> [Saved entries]
>> Start

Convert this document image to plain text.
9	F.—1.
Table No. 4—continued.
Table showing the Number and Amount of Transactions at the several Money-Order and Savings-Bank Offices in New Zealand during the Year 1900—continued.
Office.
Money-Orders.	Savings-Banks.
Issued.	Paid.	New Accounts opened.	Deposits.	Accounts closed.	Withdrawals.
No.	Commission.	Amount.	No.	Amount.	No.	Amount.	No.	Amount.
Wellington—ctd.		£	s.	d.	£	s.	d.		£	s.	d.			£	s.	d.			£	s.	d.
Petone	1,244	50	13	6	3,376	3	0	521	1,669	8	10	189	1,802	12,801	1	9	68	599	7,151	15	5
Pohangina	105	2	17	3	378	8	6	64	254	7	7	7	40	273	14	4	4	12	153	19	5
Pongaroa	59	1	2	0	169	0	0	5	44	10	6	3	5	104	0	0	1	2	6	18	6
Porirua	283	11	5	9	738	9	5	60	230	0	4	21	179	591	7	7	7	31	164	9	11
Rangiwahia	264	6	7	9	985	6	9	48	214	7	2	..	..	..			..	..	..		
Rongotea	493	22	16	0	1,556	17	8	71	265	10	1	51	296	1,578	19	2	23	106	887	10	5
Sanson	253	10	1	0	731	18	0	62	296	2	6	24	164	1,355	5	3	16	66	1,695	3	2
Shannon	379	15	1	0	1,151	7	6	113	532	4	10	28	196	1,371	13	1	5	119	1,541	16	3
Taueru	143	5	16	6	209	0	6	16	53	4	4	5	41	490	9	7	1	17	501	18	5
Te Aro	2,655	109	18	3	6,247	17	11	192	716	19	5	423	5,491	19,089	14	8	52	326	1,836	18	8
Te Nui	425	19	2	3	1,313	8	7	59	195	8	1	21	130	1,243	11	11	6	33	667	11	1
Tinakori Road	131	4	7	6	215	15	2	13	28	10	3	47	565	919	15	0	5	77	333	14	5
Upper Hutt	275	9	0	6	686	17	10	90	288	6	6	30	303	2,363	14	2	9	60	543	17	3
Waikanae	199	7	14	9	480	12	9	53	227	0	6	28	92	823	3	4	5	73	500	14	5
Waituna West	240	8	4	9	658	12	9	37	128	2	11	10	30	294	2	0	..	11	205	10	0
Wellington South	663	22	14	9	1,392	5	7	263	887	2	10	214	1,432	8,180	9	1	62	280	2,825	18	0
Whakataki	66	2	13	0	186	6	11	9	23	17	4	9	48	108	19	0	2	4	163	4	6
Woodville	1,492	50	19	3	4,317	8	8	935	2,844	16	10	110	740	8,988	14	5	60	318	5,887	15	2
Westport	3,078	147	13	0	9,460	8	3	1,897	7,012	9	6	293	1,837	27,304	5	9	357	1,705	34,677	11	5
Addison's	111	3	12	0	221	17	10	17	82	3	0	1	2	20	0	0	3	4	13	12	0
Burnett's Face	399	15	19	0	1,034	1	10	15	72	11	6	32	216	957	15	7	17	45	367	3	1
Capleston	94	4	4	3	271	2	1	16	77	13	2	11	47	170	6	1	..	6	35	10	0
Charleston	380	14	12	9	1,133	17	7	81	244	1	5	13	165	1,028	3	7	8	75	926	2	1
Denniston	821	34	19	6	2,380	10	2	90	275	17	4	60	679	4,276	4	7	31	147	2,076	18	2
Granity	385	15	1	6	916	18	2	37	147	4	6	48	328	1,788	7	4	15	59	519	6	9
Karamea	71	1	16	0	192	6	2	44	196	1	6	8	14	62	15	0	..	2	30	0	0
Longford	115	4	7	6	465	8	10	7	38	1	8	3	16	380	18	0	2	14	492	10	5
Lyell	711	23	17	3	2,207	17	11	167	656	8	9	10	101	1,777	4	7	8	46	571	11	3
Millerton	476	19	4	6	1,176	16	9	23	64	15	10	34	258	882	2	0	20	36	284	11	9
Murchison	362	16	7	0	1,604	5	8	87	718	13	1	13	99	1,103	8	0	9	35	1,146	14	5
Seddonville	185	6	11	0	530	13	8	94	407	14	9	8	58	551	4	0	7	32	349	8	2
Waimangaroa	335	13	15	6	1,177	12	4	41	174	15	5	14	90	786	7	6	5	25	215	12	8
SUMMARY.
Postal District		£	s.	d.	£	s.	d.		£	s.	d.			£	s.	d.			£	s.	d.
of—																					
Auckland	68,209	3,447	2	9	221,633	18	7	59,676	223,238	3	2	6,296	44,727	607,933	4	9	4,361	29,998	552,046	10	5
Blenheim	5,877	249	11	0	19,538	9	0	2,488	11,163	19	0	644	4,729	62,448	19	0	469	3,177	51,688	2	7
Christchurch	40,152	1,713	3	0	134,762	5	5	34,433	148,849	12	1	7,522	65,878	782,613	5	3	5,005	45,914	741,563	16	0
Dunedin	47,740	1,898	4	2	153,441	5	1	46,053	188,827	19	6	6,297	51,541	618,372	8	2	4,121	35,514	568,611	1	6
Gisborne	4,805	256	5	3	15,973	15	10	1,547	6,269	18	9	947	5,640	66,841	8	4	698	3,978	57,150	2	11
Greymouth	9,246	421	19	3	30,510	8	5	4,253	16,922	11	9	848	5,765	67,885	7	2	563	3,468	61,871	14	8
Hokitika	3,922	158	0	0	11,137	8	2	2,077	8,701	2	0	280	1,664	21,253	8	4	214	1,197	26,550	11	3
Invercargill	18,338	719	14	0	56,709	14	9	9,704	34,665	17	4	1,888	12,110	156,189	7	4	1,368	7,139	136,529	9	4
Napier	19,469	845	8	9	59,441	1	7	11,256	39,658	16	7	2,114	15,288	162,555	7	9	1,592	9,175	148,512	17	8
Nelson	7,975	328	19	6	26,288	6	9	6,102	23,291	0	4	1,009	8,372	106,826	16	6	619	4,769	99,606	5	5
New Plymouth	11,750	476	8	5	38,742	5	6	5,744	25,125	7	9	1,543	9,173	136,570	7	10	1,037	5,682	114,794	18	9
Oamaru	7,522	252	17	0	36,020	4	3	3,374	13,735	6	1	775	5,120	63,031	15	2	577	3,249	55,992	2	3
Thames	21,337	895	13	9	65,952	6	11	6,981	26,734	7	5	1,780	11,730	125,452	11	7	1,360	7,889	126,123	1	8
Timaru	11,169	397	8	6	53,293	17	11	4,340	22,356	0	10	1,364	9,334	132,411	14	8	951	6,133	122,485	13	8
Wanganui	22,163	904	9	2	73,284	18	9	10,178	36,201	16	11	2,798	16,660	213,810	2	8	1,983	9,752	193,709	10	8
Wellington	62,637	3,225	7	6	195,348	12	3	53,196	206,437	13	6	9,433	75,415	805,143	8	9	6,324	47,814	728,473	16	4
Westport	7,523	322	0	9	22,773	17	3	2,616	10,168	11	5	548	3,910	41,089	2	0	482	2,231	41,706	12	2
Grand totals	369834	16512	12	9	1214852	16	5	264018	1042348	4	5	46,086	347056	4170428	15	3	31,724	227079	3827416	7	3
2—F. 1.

>> End

> [INSTRUCTION] Working from the entries above, return all lines that contain "Money".

> [OUTPUT BELOW]
Table showing the Number and Amount of Transactions at the several Money-Order and Savings-Bank Offices in New Zealand during the Year 1900—continued.
Money-Orders.	Savings-Banks.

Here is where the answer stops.